_PROBLEM DETAILS_:
From the entries below, report how many lines contain the string "category". Give only that number.

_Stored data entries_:

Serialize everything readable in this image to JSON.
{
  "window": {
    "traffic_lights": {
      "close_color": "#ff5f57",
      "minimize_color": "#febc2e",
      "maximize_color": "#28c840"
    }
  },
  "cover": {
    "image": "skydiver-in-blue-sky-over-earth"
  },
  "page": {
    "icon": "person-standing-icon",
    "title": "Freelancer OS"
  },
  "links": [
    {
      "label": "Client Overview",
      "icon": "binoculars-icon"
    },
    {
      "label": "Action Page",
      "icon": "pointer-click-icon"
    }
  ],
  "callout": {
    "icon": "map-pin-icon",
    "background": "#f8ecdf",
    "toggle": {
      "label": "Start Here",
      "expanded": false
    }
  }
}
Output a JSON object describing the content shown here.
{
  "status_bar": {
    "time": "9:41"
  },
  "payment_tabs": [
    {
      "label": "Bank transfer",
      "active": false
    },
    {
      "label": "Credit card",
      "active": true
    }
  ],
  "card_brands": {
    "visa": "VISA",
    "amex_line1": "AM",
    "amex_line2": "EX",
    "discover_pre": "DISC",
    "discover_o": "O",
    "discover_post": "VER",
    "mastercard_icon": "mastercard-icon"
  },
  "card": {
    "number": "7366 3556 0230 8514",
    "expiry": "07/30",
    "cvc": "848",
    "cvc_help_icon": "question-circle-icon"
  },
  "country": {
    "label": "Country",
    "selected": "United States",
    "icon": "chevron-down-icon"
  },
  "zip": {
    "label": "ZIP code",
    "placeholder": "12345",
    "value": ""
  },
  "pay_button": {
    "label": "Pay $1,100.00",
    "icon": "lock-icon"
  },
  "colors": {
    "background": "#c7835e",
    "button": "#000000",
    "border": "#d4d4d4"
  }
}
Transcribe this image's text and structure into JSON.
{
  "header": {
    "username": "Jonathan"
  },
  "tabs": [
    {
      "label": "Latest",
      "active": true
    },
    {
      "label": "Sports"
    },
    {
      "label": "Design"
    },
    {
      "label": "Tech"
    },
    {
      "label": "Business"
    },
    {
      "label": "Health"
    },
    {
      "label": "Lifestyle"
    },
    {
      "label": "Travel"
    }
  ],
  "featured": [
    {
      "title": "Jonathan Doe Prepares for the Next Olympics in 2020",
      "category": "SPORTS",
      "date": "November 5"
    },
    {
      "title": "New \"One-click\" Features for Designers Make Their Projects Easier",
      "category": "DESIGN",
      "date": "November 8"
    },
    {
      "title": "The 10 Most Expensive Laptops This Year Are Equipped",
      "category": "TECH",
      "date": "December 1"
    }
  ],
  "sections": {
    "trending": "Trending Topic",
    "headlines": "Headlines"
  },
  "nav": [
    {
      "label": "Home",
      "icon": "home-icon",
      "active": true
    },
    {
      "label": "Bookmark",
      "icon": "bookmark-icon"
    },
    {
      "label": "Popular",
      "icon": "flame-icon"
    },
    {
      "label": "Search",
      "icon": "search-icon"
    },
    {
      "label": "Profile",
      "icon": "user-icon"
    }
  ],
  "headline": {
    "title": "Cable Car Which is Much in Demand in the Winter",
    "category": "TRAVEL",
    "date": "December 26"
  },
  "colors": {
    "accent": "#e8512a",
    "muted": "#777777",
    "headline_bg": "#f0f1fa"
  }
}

_WRITTEN RESPONSE_:
4